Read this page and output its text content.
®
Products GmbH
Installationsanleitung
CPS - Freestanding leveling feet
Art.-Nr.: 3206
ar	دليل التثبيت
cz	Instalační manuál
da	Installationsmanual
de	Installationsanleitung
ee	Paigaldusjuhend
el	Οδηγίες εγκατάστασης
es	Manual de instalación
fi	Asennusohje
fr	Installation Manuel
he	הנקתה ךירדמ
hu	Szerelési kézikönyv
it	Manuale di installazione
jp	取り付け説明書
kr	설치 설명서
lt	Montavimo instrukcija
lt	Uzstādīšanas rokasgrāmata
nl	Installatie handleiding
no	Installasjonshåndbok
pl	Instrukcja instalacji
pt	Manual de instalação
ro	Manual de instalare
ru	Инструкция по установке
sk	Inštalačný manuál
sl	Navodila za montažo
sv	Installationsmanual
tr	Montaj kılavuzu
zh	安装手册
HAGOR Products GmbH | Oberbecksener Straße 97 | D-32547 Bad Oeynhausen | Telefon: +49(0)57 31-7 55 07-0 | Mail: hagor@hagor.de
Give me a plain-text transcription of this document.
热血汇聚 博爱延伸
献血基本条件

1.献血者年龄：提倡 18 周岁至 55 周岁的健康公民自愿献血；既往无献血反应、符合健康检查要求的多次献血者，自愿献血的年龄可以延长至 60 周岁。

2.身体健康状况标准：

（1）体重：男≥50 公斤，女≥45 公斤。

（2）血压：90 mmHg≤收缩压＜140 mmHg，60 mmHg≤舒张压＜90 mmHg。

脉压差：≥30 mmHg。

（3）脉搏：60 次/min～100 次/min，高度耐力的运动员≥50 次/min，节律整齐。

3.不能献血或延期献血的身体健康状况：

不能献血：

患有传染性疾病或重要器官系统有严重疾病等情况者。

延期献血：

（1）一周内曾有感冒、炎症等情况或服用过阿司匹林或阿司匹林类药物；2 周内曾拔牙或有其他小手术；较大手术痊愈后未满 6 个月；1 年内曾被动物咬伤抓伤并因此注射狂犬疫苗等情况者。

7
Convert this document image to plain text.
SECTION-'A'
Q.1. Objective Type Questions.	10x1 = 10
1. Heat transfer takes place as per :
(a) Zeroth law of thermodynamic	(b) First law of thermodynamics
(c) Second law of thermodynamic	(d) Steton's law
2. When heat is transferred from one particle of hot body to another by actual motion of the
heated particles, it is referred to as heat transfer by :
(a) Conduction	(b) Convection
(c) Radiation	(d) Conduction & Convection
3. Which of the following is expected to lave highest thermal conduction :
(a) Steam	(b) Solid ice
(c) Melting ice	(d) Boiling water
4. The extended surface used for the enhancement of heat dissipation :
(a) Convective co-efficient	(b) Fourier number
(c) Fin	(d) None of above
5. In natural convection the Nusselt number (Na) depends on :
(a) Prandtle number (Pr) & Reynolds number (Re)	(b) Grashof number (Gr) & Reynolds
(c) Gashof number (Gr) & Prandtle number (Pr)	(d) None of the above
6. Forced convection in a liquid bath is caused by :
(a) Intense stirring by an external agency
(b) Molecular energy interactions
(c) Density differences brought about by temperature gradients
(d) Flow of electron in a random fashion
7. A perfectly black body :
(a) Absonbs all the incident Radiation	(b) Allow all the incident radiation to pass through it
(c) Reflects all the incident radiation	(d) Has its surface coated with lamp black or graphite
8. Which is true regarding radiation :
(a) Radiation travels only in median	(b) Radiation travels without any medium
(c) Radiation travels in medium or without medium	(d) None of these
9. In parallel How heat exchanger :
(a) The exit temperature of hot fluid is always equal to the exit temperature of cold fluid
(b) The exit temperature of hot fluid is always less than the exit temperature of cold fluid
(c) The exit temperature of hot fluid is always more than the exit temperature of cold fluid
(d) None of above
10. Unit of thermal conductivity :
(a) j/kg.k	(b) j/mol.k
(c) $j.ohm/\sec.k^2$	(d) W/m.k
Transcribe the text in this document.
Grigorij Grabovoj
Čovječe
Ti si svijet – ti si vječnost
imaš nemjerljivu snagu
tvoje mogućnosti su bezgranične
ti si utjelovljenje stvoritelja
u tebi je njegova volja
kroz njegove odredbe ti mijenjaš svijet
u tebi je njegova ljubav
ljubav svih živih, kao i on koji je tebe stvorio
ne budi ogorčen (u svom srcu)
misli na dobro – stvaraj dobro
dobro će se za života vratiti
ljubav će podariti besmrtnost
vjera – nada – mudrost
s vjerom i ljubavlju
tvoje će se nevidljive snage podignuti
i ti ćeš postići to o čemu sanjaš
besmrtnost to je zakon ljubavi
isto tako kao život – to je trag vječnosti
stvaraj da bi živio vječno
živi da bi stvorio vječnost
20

==*==

EXERCISE PROMPT
Copy each line of the listing that includes "tebi".

EXERCISE OUTPUT
u tebi je njegova volja
u tebi je njegova ljubav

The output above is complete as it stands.